→ **Dataset listings of figures**
>>>>
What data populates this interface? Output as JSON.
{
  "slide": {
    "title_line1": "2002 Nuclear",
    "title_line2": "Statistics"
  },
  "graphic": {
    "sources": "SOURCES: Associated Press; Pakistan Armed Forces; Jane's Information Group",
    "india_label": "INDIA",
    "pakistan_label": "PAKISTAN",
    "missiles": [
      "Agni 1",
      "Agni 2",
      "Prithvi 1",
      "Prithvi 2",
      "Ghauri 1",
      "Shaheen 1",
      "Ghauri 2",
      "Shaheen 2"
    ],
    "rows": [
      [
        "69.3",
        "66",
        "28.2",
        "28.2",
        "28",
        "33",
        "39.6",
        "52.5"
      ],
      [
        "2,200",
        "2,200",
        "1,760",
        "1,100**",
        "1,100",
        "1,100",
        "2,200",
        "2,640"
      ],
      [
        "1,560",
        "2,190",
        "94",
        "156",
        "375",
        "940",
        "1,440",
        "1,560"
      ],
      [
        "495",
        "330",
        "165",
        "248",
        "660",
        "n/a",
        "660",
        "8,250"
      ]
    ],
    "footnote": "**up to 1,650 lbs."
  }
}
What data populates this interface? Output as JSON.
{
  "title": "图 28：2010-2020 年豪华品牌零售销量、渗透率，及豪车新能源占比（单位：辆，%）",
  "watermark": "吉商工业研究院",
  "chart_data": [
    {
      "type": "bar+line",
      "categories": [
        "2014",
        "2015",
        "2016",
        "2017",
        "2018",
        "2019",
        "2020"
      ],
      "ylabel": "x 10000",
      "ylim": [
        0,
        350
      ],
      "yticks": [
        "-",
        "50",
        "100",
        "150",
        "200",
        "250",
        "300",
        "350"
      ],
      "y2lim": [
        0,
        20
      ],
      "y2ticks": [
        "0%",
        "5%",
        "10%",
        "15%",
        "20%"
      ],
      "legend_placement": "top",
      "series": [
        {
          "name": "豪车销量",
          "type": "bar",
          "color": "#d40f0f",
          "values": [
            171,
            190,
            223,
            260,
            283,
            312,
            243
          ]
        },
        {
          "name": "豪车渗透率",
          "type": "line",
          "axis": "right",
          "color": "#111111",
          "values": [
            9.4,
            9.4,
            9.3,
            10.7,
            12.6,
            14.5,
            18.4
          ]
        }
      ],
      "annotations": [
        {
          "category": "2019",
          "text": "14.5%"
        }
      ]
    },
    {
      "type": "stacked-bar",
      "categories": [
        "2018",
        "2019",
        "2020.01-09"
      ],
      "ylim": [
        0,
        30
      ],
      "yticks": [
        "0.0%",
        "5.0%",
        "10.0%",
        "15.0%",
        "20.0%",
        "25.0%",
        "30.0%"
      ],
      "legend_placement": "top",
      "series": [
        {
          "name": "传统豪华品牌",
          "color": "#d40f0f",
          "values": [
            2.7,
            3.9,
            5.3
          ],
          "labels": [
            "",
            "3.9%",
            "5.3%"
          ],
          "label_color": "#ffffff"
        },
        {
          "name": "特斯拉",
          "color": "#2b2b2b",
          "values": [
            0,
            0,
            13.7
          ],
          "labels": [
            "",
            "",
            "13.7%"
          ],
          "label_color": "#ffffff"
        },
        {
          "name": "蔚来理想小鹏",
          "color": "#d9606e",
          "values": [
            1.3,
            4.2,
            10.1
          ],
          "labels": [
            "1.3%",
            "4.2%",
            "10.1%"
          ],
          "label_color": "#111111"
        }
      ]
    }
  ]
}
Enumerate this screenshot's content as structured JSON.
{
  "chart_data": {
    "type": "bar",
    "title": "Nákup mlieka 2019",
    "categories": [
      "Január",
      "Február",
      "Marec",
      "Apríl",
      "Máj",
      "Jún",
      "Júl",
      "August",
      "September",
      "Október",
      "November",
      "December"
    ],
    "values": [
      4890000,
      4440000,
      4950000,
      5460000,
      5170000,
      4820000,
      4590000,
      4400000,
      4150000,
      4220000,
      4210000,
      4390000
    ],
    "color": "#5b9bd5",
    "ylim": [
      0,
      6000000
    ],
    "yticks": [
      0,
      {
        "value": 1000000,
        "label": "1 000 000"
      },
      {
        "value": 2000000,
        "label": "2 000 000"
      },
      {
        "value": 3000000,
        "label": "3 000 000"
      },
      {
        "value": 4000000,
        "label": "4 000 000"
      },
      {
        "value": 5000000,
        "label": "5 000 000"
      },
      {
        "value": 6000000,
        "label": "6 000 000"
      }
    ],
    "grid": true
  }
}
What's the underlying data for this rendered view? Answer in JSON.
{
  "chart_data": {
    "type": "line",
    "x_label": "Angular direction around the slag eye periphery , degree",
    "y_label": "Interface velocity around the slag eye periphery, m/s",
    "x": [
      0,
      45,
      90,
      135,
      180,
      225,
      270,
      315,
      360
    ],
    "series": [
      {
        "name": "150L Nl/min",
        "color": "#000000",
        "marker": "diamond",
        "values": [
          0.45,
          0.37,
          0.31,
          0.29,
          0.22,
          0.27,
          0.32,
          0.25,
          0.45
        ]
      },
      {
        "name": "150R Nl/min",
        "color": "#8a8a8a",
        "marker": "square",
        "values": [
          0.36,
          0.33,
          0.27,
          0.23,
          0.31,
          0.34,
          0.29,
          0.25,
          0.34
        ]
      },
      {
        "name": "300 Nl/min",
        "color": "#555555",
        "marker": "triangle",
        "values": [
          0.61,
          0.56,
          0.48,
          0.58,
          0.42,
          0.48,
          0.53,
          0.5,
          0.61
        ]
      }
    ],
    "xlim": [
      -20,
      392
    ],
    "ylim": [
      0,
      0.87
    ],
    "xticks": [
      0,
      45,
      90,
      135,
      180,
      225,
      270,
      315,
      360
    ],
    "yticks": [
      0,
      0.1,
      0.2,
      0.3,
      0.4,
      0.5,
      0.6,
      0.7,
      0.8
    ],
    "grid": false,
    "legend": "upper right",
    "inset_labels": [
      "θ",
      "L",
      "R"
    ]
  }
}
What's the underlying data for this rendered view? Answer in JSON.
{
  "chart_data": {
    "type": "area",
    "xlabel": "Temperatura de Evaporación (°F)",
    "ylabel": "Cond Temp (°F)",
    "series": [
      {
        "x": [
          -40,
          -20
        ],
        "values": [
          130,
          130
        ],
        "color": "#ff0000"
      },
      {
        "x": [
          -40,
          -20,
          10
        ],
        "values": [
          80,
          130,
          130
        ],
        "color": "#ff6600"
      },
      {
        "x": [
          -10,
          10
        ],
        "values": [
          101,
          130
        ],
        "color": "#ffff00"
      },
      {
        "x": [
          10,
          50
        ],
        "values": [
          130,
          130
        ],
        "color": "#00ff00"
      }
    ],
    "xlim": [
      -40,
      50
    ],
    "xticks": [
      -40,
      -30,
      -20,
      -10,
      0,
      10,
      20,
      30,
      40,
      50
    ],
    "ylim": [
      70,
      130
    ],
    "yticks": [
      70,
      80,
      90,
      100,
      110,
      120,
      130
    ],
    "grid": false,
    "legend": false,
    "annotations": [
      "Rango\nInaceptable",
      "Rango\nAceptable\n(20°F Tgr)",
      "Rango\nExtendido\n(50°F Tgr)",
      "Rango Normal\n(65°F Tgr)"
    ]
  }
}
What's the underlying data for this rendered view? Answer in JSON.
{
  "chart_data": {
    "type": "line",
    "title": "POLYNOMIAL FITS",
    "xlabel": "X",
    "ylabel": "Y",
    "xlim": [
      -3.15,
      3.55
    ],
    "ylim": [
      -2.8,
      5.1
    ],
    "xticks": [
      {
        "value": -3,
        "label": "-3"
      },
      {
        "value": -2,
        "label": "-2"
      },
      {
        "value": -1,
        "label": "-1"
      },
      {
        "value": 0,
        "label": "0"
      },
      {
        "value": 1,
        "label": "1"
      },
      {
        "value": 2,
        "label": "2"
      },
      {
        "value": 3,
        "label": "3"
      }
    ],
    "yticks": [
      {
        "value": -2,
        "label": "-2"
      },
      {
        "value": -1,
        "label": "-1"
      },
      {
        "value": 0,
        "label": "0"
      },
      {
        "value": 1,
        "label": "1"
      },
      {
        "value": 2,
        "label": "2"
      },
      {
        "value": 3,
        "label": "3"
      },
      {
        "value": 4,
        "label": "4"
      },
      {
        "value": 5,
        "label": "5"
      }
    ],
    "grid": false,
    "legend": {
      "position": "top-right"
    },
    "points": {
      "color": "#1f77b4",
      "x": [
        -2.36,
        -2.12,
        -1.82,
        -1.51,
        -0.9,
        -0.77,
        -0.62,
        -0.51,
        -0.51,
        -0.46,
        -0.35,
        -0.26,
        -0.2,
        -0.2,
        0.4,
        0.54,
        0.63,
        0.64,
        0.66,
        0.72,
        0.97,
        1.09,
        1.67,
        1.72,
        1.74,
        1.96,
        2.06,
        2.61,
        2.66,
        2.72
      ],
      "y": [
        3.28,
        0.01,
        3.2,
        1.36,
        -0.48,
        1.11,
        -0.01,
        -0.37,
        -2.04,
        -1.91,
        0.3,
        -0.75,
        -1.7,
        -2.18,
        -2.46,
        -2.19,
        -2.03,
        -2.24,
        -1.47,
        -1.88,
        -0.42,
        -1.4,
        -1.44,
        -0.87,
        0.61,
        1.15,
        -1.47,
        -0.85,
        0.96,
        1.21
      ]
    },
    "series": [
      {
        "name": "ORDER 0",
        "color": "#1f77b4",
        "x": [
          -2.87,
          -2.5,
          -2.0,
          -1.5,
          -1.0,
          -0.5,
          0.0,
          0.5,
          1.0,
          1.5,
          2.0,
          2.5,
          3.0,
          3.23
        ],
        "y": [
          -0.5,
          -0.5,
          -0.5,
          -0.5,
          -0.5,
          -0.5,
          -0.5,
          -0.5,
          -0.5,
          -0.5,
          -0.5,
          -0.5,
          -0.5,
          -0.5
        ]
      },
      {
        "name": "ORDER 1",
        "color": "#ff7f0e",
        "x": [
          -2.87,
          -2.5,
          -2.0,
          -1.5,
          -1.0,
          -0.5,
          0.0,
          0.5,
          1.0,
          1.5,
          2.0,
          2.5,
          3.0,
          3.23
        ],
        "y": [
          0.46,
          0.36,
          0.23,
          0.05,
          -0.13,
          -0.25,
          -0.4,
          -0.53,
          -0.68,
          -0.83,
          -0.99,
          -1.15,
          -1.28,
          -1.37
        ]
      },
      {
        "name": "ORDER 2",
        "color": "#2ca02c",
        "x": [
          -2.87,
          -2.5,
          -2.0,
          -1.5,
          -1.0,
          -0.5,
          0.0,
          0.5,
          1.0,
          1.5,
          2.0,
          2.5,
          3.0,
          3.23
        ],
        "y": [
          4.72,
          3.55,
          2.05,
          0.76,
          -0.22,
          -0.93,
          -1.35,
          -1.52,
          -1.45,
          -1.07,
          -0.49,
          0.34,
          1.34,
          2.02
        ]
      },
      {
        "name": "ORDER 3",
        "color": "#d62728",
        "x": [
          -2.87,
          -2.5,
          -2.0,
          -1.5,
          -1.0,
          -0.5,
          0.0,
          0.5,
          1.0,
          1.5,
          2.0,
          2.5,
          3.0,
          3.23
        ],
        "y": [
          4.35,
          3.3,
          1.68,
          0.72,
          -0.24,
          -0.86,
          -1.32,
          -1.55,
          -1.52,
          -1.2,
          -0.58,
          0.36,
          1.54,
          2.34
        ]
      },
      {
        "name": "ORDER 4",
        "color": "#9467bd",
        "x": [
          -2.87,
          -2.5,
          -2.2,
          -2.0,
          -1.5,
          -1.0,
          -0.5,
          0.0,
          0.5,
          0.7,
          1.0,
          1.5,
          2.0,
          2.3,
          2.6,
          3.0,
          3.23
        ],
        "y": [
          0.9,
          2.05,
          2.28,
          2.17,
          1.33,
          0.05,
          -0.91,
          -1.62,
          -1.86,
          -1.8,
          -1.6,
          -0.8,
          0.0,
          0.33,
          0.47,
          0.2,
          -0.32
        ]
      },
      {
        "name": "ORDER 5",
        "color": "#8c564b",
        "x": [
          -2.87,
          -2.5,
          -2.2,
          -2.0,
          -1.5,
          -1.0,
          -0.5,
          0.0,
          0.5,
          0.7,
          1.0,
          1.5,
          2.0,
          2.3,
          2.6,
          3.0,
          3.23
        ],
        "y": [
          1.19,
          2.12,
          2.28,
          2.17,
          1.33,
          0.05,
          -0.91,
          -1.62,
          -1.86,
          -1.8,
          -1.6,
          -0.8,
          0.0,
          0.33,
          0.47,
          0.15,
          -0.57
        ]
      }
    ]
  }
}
<<<<
Using the records above, copy each line that contains "type".

→ **Exercise output**
      "type": "bar+line",
          "type": "bar",
          "type": "line",
      "type": "stacked-bar",
    "type": "bar",
    "type": "line",
    "type": "area",
    "type": "line",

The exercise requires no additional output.